Life

The Period Stigma In India Reportedly Led To This 12-Year-Old Girl's Suicide

by Eliza Castile
LOIC VENANCE/AFP/Getty Images

Early on Sunday morning in Tamil Nadu, India, a 12-year-old girl allegedly killed herself after menstrual shaming at school. According to BBC Tamil, police are still investigating the matter, but the unnamed girl's mother has attributed it in part to an incident that took place the previous day. She claims her daughter's period began during class on Saturday, and she was given a duster cloth to use as a pad. When period blood stained her clothes, the student was reportedly forced to leave the classroom and stand outside. The next day, she committed suicide, leaving behind a letter accusing her teacher of "harassing and torturing" her.

"I do not know why my teacher is making complaints against me," she wrote in the alleged suicide note. Her mother also says the teacher had punished the girl in the past for not doing her homework. Speaking to the BBC, she asked, “How can a 12-year-old withstand such humiliation?”

---+---

* [Directions]:
A: In the article on the menstrual shaming in Tamil Nadu, what was the girl given to use as a pad when her period began during class?
B: Continue the article on the menstrual shaming in Tamil Nadu from the end of its last sentence.

Structured page parsing data:
---+---

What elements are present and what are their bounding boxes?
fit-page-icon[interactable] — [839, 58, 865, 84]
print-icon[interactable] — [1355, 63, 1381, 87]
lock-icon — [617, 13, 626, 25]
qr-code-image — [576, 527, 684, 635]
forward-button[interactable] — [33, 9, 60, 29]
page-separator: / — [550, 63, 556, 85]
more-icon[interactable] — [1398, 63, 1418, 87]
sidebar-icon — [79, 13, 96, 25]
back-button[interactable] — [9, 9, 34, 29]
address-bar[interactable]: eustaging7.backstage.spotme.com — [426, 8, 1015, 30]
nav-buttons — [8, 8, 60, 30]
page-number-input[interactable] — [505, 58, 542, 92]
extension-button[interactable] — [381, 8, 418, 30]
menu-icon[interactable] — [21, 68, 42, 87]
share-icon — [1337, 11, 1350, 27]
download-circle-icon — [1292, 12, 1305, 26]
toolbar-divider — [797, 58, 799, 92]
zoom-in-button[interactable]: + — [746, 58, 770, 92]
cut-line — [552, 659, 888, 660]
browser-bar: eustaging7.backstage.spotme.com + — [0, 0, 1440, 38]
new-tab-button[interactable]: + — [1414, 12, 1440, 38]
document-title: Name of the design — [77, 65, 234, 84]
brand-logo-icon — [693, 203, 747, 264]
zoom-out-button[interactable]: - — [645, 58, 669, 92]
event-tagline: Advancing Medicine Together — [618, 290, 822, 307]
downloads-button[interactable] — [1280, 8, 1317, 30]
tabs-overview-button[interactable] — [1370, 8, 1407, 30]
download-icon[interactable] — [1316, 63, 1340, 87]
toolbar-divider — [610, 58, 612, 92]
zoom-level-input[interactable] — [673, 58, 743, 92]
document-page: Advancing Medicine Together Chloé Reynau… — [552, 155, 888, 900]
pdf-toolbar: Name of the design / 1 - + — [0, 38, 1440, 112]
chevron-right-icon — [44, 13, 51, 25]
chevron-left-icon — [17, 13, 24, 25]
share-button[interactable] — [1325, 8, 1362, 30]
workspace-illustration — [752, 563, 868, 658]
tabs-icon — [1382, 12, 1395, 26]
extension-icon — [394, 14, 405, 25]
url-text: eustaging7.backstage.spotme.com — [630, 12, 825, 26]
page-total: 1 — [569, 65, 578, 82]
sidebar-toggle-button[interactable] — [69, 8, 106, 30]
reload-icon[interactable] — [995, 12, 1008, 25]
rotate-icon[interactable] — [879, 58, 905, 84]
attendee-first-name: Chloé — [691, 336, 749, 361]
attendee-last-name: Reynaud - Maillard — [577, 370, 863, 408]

---+---

* [Answers below]:
A: A duster cloth.

B:
Menstrual taboos are still prevalent in India. Women are considered impure and dirty during their period, and as such, their activities are heavily restricted. In some areas, they aren't allowed in the kitchen during their period; in others, they may be banished to live in a hut. Many Hindu temples prohibit women on their periods from entering, and even speaking about menstruation is heavily discouraged. Meanwhile, menstrual hygiene is sorely lacking in some areas, which is linked to health issues like increased risk for infection and skin irritation.

"With too little support to handle their periods, women and girls have reported staying home from school, missing work, banishment by families, and humiliating treatment in their communities," explains the Human Rights Watch. According to UNESCO, more than 20 percent of girls in India drop out of school after reaching puberty.

Such menstrual stigma can disrupt not just a girl's education, but her entire life, and as the tragedy in Tamil Nadu shows, this can have devastating consequences.

Sadly, this is one of many incidents demonstrating the strength of menstrual stigma in India. In March, 70 students were allegedly strip-searched to check if any were on their period after blood was found in the school bathroom. (After protests from the girls' families, the warden was suspended.) Around the same time, a Congressional leader publicly stated that "menstruation is impure." In July, the Indian government moved to place sanitary pads in a 12 percent tax bracket for non-essential items, while sindoor, a traditional red powder usually used by married women, is exempt.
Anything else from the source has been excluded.